▸ **Raw records**:
----
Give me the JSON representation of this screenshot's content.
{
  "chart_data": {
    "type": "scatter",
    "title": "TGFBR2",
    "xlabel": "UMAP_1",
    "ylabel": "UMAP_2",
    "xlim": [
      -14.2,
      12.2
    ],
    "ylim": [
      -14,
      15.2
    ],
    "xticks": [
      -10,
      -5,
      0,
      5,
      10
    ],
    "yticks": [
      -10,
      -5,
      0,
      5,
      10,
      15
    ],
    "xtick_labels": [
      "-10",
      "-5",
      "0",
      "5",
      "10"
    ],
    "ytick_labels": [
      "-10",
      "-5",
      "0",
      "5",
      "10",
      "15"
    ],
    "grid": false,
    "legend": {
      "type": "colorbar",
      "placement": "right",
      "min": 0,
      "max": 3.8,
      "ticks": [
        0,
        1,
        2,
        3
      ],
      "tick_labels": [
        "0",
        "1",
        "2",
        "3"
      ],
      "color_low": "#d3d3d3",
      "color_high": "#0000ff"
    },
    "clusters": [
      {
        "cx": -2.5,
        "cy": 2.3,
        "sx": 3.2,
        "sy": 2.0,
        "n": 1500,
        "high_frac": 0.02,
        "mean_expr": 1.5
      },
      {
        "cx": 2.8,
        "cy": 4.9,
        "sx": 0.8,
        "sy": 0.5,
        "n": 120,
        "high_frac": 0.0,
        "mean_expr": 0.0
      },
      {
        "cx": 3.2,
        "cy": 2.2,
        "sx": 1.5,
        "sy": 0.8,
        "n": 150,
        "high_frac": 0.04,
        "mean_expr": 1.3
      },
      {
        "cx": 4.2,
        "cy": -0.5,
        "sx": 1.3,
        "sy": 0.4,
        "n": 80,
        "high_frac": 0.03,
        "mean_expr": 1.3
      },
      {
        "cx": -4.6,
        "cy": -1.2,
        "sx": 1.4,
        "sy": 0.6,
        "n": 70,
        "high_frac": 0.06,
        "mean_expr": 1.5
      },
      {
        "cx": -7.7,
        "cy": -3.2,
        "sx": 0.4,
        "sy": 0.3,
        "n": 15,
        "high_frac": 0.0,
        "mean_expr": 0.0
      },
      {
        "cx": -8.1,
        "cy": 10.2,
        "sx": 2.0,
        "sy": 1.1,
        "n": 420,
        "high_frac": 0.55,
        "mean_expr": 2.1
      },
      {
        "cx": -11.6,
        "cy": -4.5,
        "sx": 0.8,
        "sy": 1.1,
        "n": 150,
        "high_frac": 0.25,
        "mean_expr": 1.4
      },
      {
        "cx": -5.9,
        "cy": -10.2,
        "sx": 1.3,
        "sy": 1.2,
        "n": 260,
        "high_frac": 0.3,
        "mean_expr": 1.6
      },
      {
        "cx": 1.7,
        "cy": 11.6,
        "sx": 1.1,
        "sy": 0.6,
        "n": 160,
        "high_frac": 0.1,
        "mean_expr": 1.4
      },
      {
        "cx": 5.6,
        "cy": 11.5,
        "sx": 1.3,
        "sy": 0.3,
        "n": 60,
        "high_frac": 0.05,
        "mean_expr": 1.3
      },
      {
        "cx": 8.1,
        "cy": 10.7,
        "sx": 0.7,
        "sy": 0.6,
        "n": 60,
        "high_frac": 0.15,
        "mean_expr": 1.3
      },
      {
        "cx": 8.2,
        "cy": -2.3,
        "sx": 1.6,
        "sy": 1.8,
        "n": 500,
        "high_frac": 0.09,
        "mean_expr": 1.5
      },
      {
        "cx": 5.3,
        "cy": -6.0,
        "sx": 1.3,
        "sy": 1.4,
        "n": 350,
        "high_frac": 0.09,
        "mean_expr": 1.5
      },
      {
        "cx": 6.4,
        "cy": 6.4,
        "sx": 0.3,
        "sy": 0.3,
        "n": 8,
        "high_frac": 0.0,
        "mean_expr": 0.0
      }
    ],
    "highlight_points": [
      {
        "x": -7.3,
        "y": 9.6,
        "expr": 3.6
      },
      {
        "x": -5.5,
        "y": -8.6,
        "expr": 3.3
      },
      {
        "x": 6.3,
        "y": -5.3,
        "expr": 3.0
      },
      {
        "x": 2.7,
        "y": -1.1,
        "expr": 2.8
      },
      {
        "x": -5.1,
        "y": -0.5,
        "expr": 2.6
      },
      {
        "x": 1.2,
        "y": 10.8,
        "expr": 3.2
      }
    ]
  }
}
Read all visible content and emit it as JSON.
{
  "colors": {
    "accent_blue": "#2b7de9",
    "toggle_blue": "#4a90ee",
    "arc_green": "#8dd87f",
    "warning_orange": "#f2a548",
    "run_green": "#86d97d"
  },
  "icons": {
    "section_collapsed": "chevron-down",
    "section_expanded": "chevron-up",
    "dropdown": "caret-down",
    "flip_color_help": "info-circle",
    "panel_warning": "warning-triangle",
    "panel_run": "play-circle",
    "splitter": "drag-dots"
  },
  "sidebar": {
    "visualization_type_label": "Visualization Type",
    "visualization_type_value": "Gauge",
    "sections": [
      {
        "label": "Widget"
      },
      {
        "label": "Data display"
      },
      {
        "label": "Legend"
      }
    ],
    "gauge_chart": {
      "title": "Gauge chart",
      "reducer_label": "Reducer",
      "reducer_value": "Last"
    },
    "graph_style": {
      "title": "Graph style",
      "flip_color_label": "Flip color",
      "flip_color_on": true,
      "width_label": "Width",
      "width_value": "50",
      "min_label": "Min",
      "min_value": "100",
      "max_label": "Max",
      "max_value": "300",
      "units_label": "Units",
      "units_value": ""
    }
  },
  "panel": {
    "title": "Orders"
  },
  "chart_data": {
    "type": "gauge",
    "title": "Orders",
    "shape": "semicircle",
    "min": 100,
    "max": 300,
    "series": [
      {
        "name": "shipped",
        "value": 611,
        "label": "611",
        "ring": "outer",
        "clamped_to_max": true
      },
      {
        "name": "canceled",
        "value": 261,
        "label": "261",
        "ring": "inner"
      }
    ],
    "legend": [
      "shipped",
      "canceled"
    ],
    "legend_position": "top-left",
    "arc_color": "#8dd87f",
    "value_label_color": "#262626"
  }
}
----
▸ **What this task involves**: Extract all of the data shown above and repeat it verbatim.

▸ **Answer in full**:
Give me the JSON representation of this screenshot's content.
{
  "chart_data": {
    "type": "scatter",
    "title": "TGFBR2",
    "xlabel": "UMAP_1",
    "ylabel": "UMAP_2",
    "xlim": [
      -14.2,
      12.2
    ],
    "ylim": [
      -14,
      15.2
    ],
    "xticks": [
      -10,
      -5,
      0,
      5,
      10
    ],
    "yticks": [
      -10,
      -5,
      0,
      5,
      10,
      15
    ],
    "xtick_labels": [
      "-10",
      "-5",
      "0",
      "5",
      "10"
    ],
    "ytick_labels": [
      "-10",
      "-5",
      "0",
      "5",
      "10",
      "15"
    ],
    "grid": false,
    "legend": {
      "type": "colorbar",
      "placement": "right",
      "min": 0,
      "max": 3.8,
      "ticks": [
        0,
        1,
        2,
        3
      ],
      "tick_labels": [
        "0",
        "1",
        "2",
        "3"
      ],
      "color_low": "#d3d3d3",
      "color_high": "#0000ff"
    },
    "clusters": [
      {
        "cx": -2.5,
        "cy": 2.3,
        "sx": 3.2,
        "sy": 2.0,
        "n": 1500,
        "high_frac": 0.02,
        "mean_expr": 1.5
      },
      {
        "cx": 2.8,
        "cy": 4.9,
        "sx": 0.8,
        "sy": 0.5,
        "n": 120,
        "high_frac": 0.0,
        "mean_expr": 0.0
      },
      {
        "cx": 3.2,
        "cy": 2.2,
        "sx": 1.5,
        "sy": 0.8,
        "n": 150,
        "high_frac": 0.04,
        "mean_expr": 1.3
      },
      {
        "cx": 4.2,
        "cy": -0.5,
        "sx": 1.3,
        "sy": 0.4,
        "n": 80,
        "high_frac": 0.03,
        "mean_expr": 1.3
      },
      {
        "cx": -4.6,
        "cy": -1.2,
        "sx": 1.4,
        "sy": 0.6,
        "n": 70,
        "high_frac": 0.06,
        "mean_expr": 1.5
      },
      {
        "cx": -7.7,
        "cy": -3.2,
        "sx": 0.4,
        "sy": 0.3,
        "n": 15,
        "high_frac": 0.0,
        "mean_expr": 0.0
      },
      {
        "cx": -8.1,
        "cy": 10.2,
        "sx": 2.0,
        "sy": 1.1,
        "n": 420,
        "high_frac": 0.55,
        "mean_expr": 2.1
      },
      {
        "cx": -11.6,
        "cy": -4.5,
        "sx": 0.8,
        "sy": 1.1,
        "n": 150,
        "high_frac": 0.25,
        "mean_expr": 1.4
      },
      {
        "cx": -5.9,
        "cy": -10.2,
        "sx": 1.3,
        "sy": 1.2,
        "n": 260,
        "high_frac": 0.3,
        "mean_expr": 1.6
      },
      {
        "cx": 1.7,
        "cy": 11.6,
        "sx": 1.1,
        "sy": 0.6,
        "n": 160,
        "high_frac": 0.1,
        "mean_expr": 1.4
      },
      {
        "cx": 5.6,
        "cy": 11.5,
        "sx": 1.3,
        "sy": 0.3,
        "n": 60,
        "high_frac": 0.05,
        "mean_expr": 1.3
      },
      {
        "cx": 8.1,
        "cy": 10.7,
        "sx": 0.7,
        "sy": 0.6,
        "n": 60,
        "high_frac": 0.15,
        "mean_expr": 1.3
      },
      {
        "cx": 8.2,
        "cy": -2.3,
        "sx": 1.6,
        "sy": 1.8,
        "n": 500,
        "high_frac": 0.09,
        "mean_expr": 1.5
      },
      {
        "cx": 5.3,
        "cy": -6.0,
        "sx": 1.3,
        "sy": 1.4,
        "n": 350,
        "high_frac": 0.09,
        "mean_expr": 1.5
      },
      {
        "cx": 6.4,
        "cy": 6.4,
        "sx": 0.3,
        "sy": 0.3,
        "n": 8,
        "high_frac": 0.0,
        "mean_expr": 0.0
      }
    ],
    "highlight_points": [
      {
        "x": -7.3,
        "y": 9.6,
        "expr": 3.6
      },
      {
        "x": -5.5,
        "y": -8.6,
        "expr": 3.3
      },
      {
        "x": 6.3,
        "y": -5.3,
        "expr": 3.0
      },
      {
        "x": 2.7,
        "y": -1.1,
        "expr": 2.8
      },
      {
        "x": -5.1,
        "y": -0.5,
        "expr": 2.6
      },
      {
        "x": 1.2,
        "y": 10.8,
        "expr": 3.2
      }
    ]
  }
}
Read all visible content and emit it as JSON.
{
  "colors": {
    "accent_blue": "#2b7de9",
    "toggle_blue": "#4a90ee",
    "arc_green": "#8dd87f",
    "warning_orange": "#f2a548",
    "run_green": "#86d97d"
  },
  "icons": {
    "section_collapsed": "chevron-down",
    "section_expanded": "chevron-up",
    "dropdown": "caret-down",
    "flip_color_help": "info-circle",
    "panel_warning": "warning-triangle",
    "panel_run": "play-circle",
    "splitter": "drag-dots"
  },
  "sidebar": {
    "visualization_type_label": "Visualization Type",
    "visualization_type_value": "Gauge",
    "sections": [
      {
        "label": "Widget"
      },
      {
        "label": "Data display"
      },
      {
        "label": "Legend"
      }
    ],
    "gauge_chart": {
      "title": "Gauge chart",
      "reducer_label": "Reducer",
      "reducer_value": "Last"
    },
    "graph_style": {
      "title": "Graph style",
      "flip_color_label": "Flip color",
      "flip_color_on": true,
      "width_label": "Width",
      "width_value": "50",
      "min_label": "Min",
      "min_value": "100",
      "max_label": "Max",
      "max_value": "300",
      "units_label": "Units",
      "units_value": ""
    }
  },
  "panel": {
    "title": "Orders"
  },
  "chart_data": {
    "type": "gauge",
    "title": "Orders",
    "shape": "semicircle",
    "min": 100,
    "max": 300,
    "series": [
      {
        "name": "shipped",
        "value": 611,
        "label": "611",
        "ring": "outer",
        "clamped_to_max": true
      },
      {
        "name": "canceled",
        "value": 261,
        "label": "261",
        "ring": "inner"
      }
    ],
    "legend": [
      "shipped",
      "canceled"
    ],
    "legend_position": "top-left",
    "arc_color": "#8dd87f",
    "value_label_color": "#262626"
  }
}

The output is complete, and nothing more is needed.